(Stored data entries)
|---|

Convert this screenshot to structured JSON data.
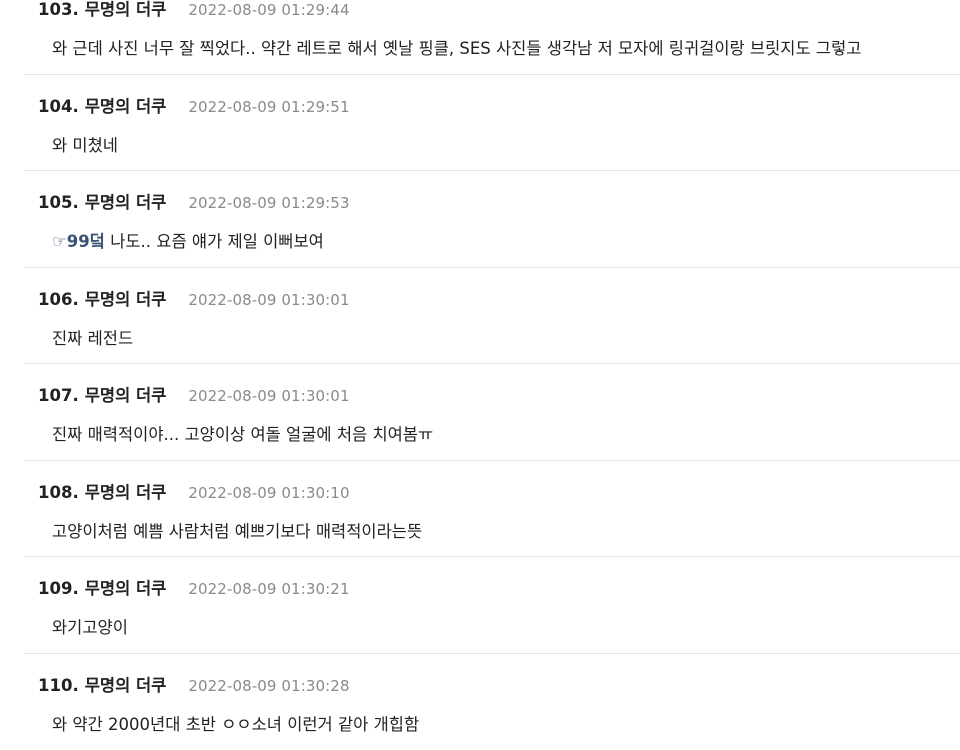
{
  "comments": [
    {
      "number": "103.",
      "author": "무명의 더쿠",
      "date": "2022-08-09 01:29:44",
      "text": "와 근데 사진 너무 잘 찍었다.. 약간 레트로 해서 옛날 핑클, SES 사진들 생각남 저 모자에 링귀걸이랑 브릿지도 그렇고"
    },
    {
      "number": "104.",
      "author": "무명의 더쿠",
      "date": "2022-08-09 01:29:51",
      "text": "와 미쳤네"
    },
    {
      "number": "105.",
      "author": "무명의 더쿠",
      "date": "2022-08-09 01:29:53",
      "reply_icon": "☞",
      "reply_target": "99덬",
      "text": " 나도.. 요즘 얘가 제일 이뻐보여"
    },
    {
      "number": "106.",
      "author": "무명의 더쿠",
      "date": "2022-08-09 01:30:01",
      "text": "진짜 레전드"
    },
    {
      "number": "107.",
      "author": "무명의 더쿠",
      "date": "2022-08-09 01:30:01",
      "text": "진짜 매력적이야... 고양이상 여돌 얼굴에 처음 치여봄ㅠ"
    },
    {
      "number": "108.",
      "author": "무명의 더쿠",
      "date": "2022-08-09 01:30:10",
      "text": "고양이처럼 예쁨 사람처럼 예쁘기보다 매력적이라는뜻"
    },
    {
      "number": "109.",
      "author": "무명의 더쿠",
      "date": "2022-08-09 01:30:21",
      "text": "와기고양이"
    },
    {
      "number": "110.",
      "author": "무명의 더쿠",
      "date": "2022-08-09 01:30:28",
      "text": "와 약간 2000년대 초반 ㅇㅇ소녀 이런거 같아 개힙함"
    }
  ]
}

|---|

## Work to complete
Write out the listing word for word, omitting the pictures it holds.

## Answer to this exercise
Convert this screenshot to structured JSON data.
{
  "comments": [
    {
      "number": "103.",
      "author": "무명의 더쿠",
      "date": "2022-08-09 01:29:44",
      "text": "와 근데 사진 너무 잘 찍었다.. 약간 레트로 해서 옛날 핑클, SES 사진들 생각남 저 모자에 링귀걸이랑 브릿지도 그렇고"
    },
    {
      "number": "104.",
      "author": "무명의 더쿠",
      "date": "2022-08-09 01:29:51",
      "text": "와 미쳤네"
    },
    {
      "number": "105.",
      "author": "무명의 더쿠",
      "date": "2022-08-09 01:29:53",
      "reply_icon": "☞",
      "reply_target": "99덬",
      "text": " 나도.. 요즘 얘가 제일 이뻐보여"
    },
    {
      "number": "106.",
      "author": "무명의 더쿠",
      "date": "2022-08-09 01:30:01",
      "text": "진짜 레전드"
    },
    {
      "number": "107.",
      "author": "무명의 더쿠",
      "date": "2022-08-09 01:30:01",
      "text": "진짜 매력적이야... 고양이상 여돌 얼굴에 처음 치여봄ㅠ"
    },
    {
      "number": "108.",
      "author": "무명의 더쿠",
      "date": "2022-08-09 01:30:10",
      "text": "고양이처럼 예쁨 사람처럼 예쁘기보다 매력적이라는뜻"
    },
    {
      "number": "109.",
      "author": "무명의 더쿠",
      "date": "2022-08-09 01:30:21",
      "text": "와기고양이"
    },
    {
      "number": "110.",
      "author": "무명의 더쿠",
      "date": "2022-08-09 01:30:28",
      "text": "와 약간 2000년대 초반 ㅇㅇ소녀 이런거 같아 개힙함"
    }
  ]
}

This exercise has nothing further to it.